Skip the images and return the records below exactly.

Collection entries
-=-=-=-=-

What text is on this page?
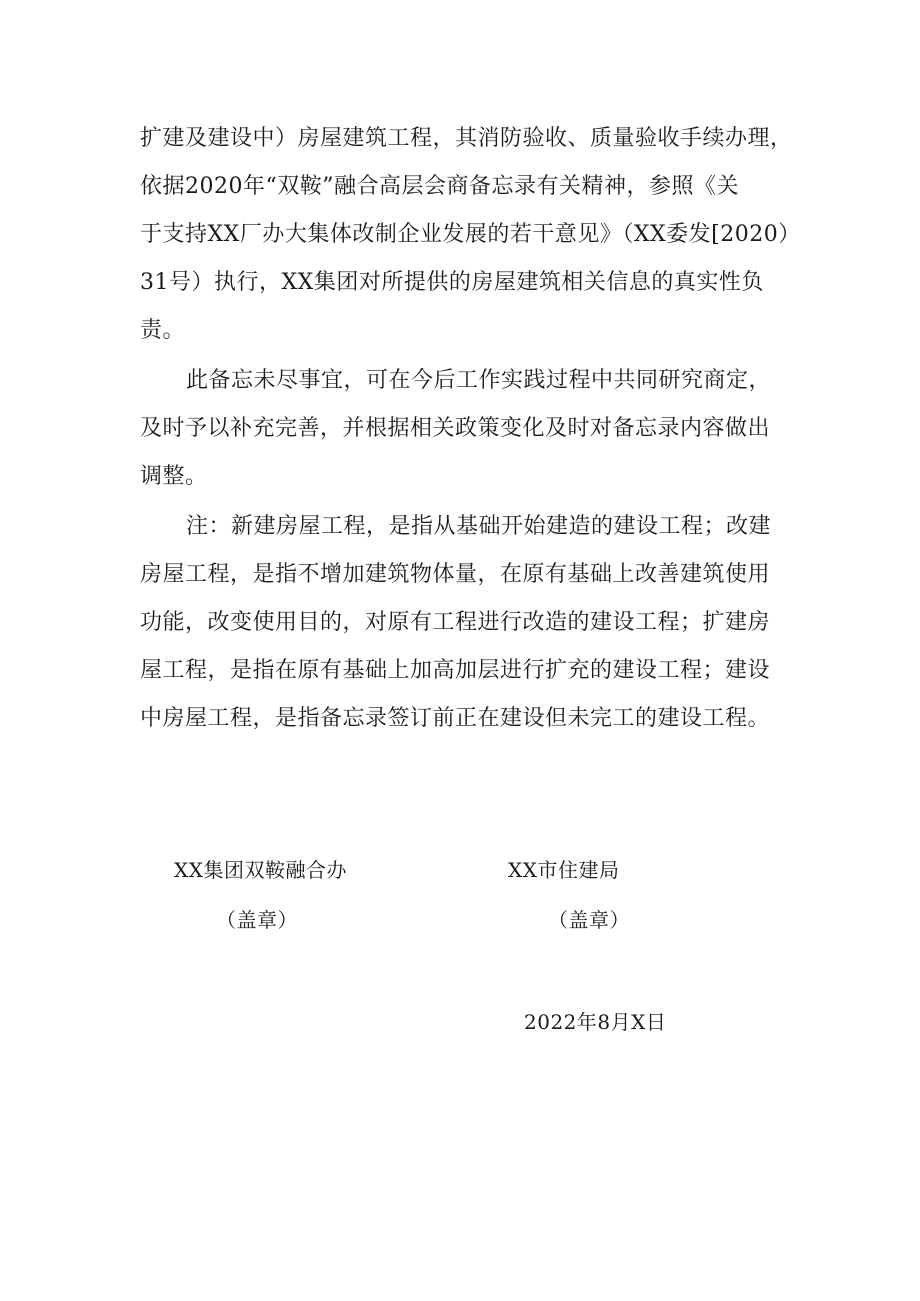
扩建及建设中）房屋建筑工程，其消防验收、质量验收手续办理，
依据2020年“双鞍”融合高层会商备忘录有关精神，参照《关
于支持XX厂办大集体改制企业发展的若干意见》（XX委发[2020）
31号）执行，XX集团对所提供的房屋建筑相关信息的真实性负
责。
此备忘未尽事宜，可在今后工作实践过程中共同研究商定，
及时予以补充完善，并根据相关政策变化及时对备忘录内容做出
调整。
注：新建房屋工程，是指从基础开始建造的建设工程；改建
房屋工程，是指不增加建筑物体量，在原有基础上改善建筑使用
功能，改变使用目的，对原有工程进行改造的建设工程；扩建房
屋工程，是指在原有基础上加高加层进行扩充的建设工程；建设
中房屋工程，是指备忘录签订前正在建设但未完工的建设工程。
XX集团双鞍融合办
（盖章）
XX市住建局
（盖章）
2022年8月X日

-=-=-=-=-

Output for this task:
What text is on this page?
扩建及建设中）房屋建筑工程，其消防验收、质量验收手续办理，
依据2020年“双鞍”融合高层会商备忘录有关精神，参照《关
于支持XX厂办大集体改制企业发展的若干意见》（XX委发[2020）
31号）执行，XX集团对所提供的房屋建筑相关信息的真实性负
责。
此备忘未尽事宜，可在今后工作实践过程中共同研究商定，
及时予以补充完善，并根据相关政策变化及时对备忘录内容做出
调整。
注：新建房屋工程，是指从基础开始建造的建设工程；改建
房屋工程，是指不增加建筑物体量，在原有基础上改善建筑使用
功能，改变使用目的，对原有工程进行改造的建设工程；扩建房
屋工程，是指在原有基础上加高加层进行扩充的建设工程；建设
中房屋工程，是指备忘录签订前正在建设但未完工的建设工程。
XX集团双鞍融合办
（盖章）
XX市住建局
（盖章）
2022年8月X日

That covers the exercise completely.